__Set exercise__
Examine the material below. Gather every line in which the string "Único" appears.

Dataset items

——————

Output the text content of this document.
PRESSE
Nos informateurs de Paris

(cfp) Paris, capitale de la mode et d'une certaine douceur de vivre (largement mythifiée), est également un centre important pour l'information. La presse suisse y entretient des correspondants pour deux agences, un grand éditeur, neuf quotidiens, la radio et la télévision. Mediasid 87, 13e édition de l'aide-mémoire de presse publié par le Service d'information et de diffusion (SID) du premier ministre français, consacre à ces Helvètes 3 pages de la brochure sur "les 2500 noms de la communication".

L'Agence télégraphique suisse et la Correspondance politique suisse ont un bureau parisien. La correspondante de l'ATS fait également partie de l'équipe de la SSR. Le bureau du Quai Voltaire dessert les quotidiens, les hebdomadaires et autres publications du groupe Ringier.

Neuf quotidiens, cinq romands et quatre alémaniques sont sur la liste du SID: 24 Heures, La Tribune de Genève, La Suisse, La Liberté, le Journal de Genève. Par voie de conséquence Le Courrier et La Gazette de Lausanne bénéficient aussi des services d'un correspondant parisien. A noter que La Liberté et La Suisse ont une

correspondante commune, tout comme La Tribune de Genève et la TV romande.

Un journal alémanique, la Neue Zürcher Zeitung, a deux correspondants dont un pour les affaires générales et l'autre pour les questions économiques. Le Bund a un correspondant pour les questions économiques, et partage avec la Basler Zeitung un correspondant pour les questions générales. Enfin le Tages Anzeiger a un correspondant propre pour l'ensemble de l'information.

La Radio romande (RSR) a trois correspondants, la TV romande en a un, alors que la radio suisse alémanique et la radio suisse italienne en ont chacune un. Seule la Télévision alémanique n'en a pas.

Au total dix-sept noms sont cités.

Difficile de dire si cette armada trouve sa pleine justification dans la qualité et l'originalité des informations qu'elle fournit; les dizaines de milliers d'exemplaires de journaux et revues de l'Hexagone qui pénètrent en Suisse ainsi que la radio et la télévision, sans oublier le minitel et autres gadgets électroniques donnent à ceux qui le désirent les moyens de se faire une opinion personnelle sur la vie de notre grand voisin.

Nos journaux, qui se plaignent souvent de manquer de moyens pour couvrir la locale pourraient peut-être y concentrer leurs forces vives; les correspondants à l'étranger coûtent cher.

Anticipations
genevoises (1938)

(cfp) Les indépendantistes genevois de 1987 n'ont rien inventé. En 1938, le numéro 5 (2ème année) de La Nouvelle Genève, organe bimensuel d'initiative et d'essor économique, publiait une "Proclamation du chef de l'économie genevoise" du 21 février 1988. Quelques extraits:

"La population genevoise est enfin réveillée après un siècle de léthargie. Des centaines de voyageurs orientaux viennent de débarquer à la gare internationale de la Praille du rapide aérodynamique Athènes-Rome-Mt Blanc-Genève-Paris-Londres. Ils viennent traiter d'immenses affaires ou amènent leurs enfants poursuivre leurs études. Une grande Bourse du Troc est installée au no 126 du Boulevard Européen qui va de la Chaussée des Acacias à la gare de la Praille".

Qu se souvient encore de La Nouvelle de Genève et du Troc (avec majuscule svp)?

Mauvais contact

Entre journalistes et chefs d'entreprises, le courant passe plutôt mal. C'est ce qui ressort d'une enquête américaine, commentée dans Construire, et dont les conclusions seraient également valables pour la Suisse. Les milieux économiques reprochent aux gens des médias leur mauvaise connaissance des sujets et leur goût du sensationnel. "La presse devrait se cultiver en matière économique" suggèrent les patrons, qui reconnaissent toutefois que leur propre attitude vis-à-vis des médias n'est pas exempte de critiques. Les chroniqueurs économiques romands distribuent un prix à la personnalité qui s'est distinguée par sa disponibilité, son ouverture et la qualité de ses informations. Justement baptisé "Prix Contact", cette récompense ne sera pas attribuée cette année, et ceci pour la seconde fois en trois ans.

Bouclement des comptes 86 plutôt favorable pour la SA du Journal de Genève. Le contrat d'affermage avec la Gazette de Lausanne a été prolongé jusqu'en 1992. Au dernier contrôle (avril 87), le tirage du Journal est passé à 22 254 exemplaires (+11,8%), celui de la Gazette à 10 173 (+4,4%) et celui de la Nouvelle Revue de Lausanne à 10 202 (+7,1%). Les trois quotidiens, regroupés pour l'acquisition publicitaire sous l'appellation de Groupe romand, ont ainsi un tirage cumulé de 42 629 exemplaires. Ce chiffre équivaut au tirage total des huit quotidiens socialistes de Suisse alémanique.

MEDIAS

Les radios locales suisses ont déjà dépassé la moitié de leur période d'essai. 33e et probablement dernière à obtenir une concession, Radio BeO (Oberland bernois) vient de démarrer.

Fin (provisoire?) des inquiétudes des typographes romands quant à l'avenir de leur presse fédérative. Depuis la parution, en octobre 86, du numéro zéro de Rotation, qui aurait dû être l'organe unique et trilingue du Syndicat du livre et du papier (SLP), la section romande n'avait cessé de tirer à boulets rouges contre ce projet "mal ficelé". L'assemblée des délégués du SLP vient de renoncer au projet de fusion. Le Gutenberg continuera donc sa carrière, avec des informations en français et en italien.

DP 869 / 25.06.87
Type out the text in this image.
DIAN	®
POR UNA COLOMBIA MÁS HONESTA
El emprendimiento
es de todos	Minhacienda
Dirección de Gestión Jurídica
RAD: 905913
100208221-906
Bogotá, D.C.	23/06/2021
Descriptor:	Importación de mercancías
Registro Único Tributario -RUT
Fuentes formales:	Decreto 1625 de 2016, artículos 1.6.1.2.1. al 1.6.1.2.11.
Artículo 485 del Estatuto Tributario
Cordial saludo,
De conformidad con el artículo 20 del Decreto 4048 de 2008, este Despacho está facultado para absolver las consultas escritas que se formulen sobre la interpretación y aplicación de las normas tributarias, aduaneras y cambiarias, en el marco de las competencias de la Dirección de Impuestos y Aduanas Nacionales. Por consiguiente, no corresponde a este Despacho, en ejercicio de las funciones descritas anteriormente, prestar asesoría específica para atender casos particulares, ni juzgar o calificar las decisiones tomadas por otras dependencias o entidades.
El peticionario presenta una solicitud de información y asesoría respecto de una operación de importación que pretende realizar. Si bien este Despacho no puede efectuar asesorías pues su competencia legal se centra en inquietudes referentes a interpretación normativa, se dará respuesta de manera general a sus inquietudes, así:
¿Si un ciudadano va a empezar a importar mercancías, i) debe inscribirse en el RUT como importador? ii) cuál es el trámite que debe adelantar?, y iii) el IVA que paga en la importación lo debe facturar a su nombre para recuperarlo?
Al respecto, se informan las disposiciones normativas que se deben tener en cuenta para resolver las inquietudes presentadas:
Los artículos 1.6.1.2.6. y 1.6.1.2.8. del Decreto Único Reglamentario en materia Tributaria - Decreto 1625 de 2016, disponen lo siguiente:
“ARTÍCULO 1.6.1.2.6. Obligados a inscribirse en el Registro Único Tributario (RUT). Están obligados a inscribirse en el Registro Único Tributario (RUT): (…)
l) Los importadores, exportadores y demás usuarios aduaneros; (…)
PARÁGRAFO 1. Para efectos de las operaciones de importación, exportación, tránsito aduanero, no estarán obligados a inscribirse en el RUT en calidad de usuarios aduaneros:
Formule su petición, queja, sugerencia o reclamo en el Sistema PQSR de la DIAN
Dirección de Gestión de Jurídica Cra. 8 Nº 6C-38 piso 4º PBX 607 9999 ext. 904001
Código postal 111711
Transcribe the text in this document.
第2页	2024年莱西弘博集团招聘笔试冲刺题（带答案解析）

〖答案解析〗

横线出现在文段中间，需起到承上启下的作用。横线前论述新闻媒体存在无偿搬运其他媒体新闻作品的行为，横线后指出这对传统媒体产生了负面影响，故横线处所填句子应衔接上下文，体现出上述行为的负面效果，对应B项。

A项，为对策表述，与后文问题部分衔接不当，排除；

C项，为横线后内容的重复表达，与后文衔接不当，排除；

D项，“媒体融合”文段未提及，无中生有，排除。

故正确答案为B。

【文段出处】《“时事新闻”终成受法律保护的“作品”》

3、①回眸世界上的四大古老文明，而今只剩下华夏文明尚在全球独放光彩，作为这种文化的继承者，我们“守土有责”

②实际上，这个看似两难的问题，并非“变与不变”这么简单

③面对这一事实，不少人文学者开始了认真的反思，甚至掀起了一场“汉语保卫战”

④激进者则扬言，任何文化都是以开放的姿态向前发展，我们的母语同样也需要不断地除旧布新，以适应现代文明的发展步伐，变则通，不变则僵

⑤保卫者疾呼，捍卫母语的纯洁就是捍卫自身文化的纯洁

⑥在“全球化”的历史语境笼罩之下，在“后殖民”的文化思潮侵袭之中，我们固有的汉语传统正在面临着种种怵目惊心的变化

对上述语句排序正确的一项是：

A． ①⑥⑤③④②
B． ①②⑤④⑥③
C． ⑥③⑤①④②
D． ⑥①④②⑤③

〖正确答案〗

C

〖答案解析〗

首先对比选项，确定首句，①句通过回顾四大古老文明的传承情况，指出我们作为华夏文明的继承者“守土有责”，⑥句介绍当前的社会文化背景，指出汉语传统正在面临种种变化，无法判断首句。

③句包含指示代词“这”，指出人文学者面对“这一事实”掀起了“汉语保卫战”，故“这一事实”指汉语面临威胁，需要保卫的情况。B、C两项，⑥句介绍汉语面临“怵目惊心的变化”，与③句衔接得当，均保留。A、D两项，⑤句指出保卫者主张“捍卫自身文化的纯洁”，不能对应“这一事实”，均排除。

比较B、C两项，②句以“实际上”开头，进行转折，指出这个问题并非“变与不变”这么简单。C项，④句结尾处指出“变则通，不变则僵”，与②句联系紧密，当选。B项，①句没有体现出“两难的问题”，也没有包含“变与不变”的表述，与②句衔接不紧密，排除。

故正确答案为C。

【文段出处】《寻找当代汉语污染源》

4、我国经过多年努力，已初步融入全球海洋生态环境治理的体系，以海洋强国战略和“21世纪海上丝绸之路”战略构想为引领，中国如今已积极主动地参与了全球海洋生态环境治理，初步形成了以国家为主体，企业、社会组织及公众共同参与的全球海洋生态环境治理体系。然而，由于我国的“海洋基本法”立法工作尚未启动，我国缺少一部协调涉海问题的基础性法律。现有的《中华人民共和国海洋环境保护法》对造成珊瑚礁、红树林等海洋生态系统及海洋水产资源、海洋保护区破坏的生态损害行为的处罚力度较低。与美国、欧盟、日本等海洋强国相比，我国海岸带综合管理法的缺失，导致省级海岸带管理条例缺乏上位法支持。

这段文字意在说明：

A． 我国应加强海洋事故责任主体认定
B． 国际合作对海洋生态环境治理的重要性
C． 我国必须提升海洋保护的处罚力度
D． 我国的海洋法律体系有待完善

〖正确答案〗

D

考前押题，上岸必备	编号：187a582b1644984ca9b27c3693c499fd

——————

__Reply to the task__
Registro Único Tributario -RUT
Los artículos 1.6.1.2.6. y 1.6.1.2.8. del Decreto Único Reglamentario en materia Tributaria - Decreto 1625 de 2016, disponen lo siguiente:
“ARTÍCULO 1.6.1.2.6. Obligados a inscribirse en el Registro Único Tributario (RUT). Están obligados a inscribirse en el Registro Único Tributario (RUT): (…)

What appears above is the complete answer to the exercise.